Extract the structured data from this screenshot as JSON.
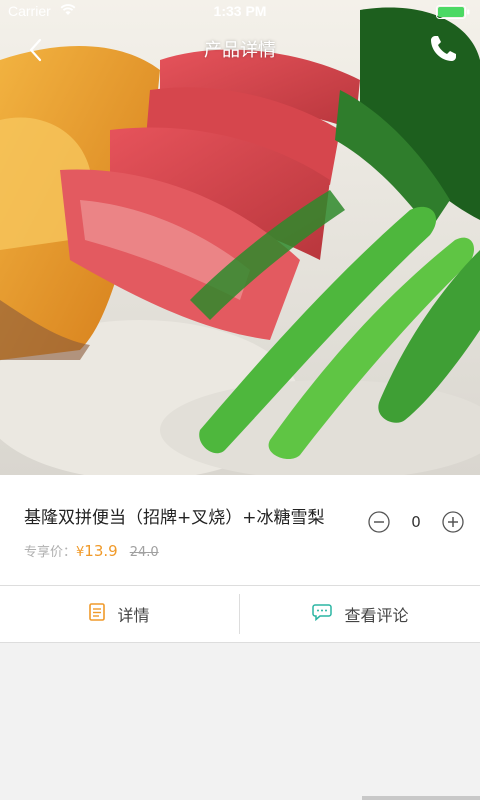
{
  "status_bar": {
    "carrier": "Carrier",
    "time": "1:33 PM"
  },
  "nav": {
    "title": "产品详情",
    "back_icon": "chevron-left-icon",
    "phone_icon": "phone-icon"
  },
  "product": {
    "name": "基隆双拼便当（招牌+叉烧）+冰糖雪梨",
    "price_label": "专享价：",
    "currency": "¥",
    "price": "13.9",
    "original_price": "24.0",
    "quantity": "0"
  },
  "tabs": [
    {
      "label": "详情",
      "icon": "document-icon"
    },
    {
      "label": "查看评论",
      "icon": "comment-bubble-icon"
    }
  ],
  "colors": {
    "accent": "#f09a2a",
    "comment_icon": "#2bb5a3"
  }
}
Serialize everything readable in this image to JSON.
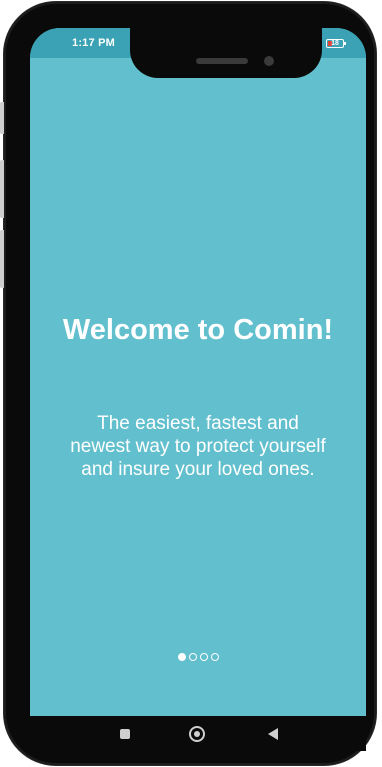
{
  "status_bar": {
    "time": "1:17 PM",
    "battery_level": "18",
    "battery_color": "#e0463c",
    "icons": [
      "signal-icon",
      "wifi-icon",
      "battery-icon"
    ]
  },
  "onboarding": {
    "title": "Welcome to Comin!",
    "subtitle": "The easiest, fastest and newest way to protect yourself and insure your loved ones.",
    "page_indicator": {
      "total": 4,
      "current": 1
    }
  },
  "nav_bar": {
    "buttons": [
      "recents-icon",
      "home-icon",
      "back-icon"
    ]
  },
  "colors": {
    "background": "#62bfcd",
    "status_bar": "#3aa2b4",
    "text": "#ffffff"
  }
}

================

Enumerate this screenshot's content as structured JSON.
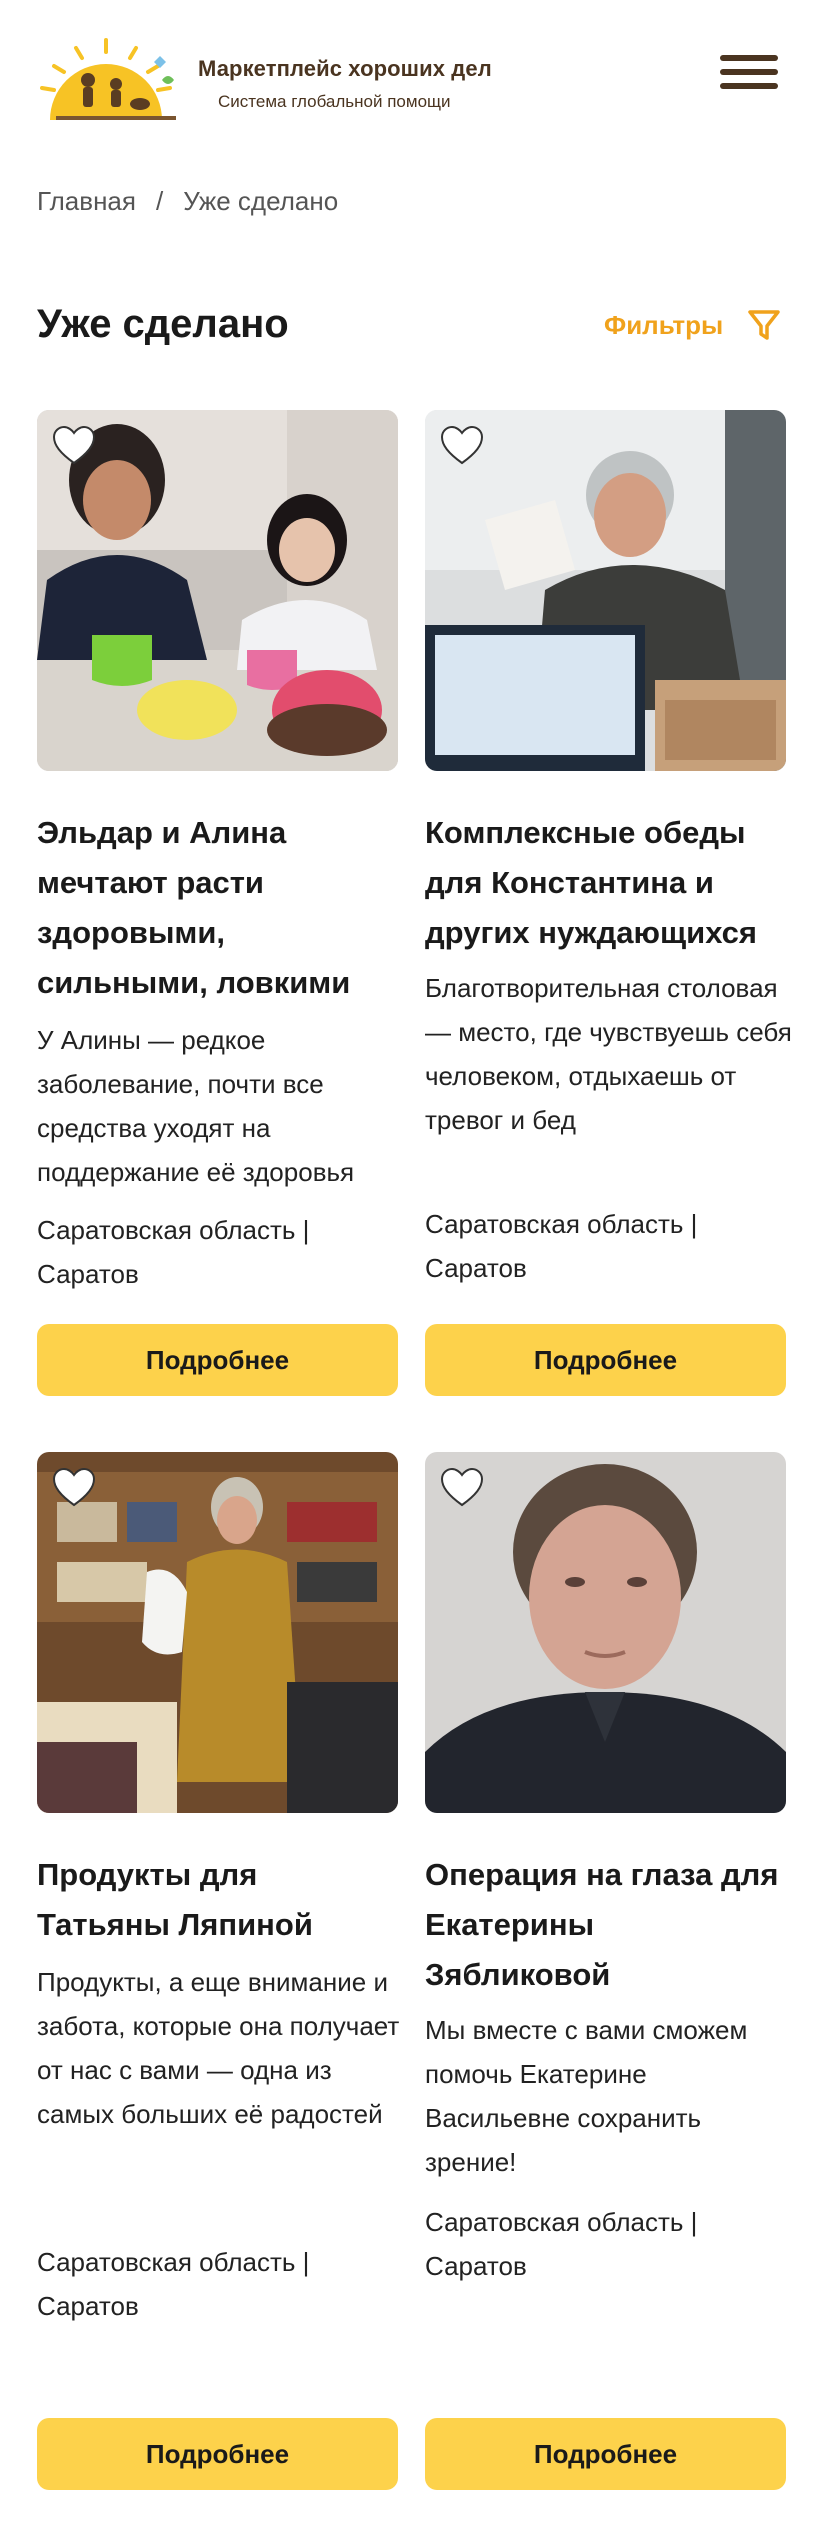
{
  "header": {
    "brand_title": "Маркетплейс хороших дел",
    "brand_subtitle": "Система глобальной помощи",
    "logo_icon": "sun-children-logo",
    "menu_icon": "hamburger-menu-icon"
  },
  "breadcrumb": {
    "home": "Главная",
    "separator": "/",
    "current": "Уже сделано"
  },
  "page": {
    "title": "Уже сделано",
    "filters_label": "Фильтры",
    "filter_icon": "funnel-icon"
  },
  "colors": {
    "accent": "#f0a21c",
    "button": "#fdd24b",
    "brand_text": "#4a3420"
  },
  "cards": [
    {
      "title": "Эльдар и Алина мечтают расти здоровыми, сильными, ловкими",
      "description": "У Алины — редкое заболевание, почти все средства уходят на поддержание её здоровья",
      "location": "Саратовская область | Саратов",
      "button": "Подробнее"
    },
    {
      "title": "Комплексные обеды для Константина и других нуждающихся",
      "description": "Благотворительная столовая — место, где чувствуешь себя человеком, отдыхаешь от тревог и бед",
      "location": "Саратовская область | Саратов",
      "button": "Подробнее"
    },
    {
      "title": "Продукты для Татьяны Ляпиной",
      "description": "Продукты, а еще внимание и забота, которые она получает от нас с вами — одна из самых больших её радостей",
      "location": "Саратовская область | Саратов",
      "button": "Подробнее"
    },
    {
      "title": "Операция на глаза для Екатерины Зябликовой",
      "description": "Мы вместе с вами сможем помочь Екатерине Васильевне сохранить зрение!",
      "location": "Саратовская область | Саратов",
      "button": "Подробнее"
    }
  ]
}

================

### Your goal
In the records above, how many lines hold the string "JSON"? Reply with only the number.

### Expected output
3